■ What needs to be done:
The entries below should be given again exactly, minus their pictures.

■ Data for the task:
↓↓↓

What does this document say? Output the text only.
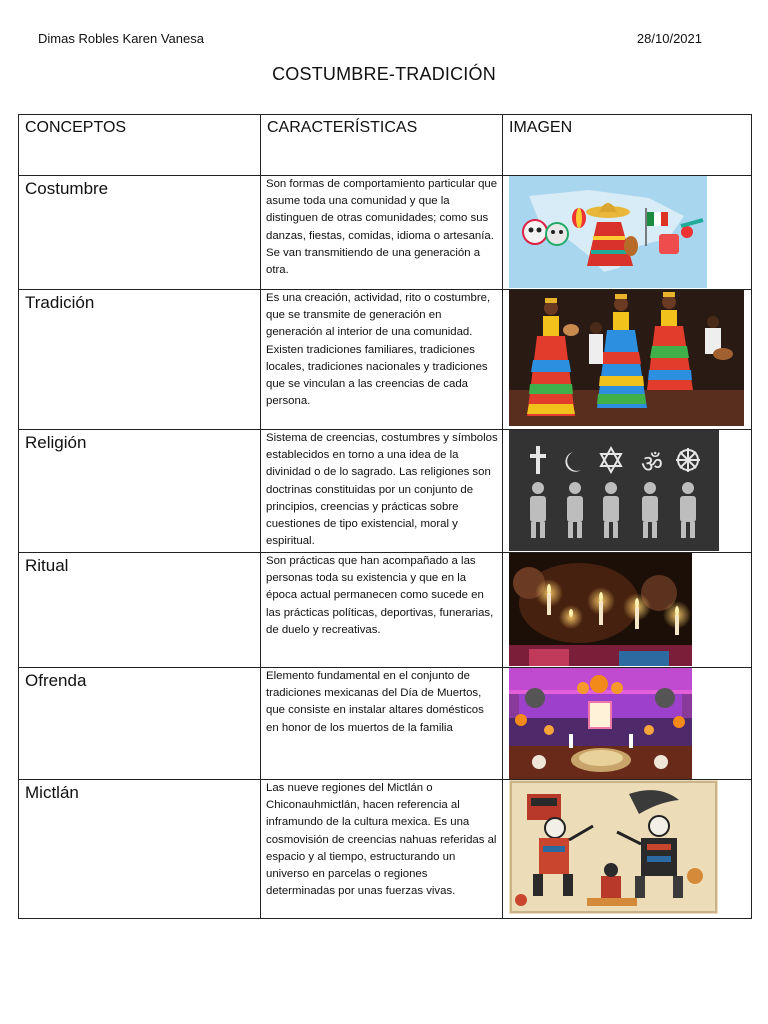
Dimas Robles Karen Vanesa	28/10/2021
COSTUMBRE-TRADICIÓN
CONCEPTOS	CARACTERÍSTICAS	IMAGEN

Costumbre	Son formas de comportamiento particular que asume toda una comunidad y que la distinguen de otras comunidades; como sus danzas, fiestas, comidas, idioma o artesanía. Se van transmitiendo de una generación a otra.

Tradición	Es una creación, actividad, rito o costumbre, que se transmite de generación en generación al interior de una comunidad. Existen tradiciones familiares, tradiciones locales, tradiciones nacionales y tradiciones que se vinculan a las creencias de cada persona.

Religión	Sistema de creencias, costumbres y símbolos establecidos en torno a una idea de la divinidad o de lo sagrado. Las religiones son doctrinas constituidas por un conjunto de principios, creencias y prácticas sobre cuestiones de tipo existencial, moral y espiritual.	ॐ

Ritual	Son prácticas que han acompañado a las personas toda su existencia y que en la época actual permanecen como sucede en las prácticas políticas, deportivas, funerarias, de duelo y recreativas.

Ofrenda	Elemento fundamental en el conjunto de tradiciones mexicanas del Día de Muertos, que consiste en instalar altares domésticos en honor de los muertos de la familia

Mictlán	Las nueve regiones del Mictlán o Chiconauhmictlán, hacen referencia al inframundo de la cultura mexica. Es una cosmovisión de creencias nahuas referidas al espacio y al tiempo, estructurando un universo en parcelas o regiones determinadas por unas fuerzas vivas.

↑↑↑

■ The result:
What does this document say? Output the text only.
Dimas Robles Karen Vanesa	28/10/2021
COSTUMBRE-TRADICIÓN
CONCEPTOS	CARACTERÍSTICAS	IMAGEN

Costumbre	Son formas de comportamiento particular que asume toda una comunidad y que la distinguen de otras comunidades; como sus danzas, fiestas, comidas, idioma o artesanía. Se van transmitiendo de una generación a otra.

Tradición	Es una creación, actividad, rito o costumbre, que se transmite de generación en generación al interior de una comunidad. Existen tradiciones familiares, tradiciones locales, tradiciones nacionales y tradiciones que se vinculan a las creencias de cada persona.

Religión	Sistema de creencias, costumbres y símbolos establecidos en torno a una idea de la divinidad o de lo sagrado. Las religiones son doctrinas constituidas por un conjunto de principios, creencias y prácticas sobre cuestiones de tipo existencial, moral y espiritual.	ॐ

Ritual	Son prácticas que han acompañado a las personas toda su existencia y que en la época actual permanecen como sucede en las prácticas políticas, deportivas, funerarias, de duelo y recreativas.

Ofrenda	Elemento fundamental en el conjunto de tradiciones mexicanas del Día de Muertos, que consiste en instalar altares domésticos en honor de los muertos de la familia

Mictlán	Las nueve regiones del Mictlán o Chiconauhmictlán, hacen referencia al inframundo de la cultura mexica. Es una cosmovisión de creencias nahuas referidas al espacio y al tiempo, estructurando un universo en parcelas o regiones determinadas por unas fuerzas vivas.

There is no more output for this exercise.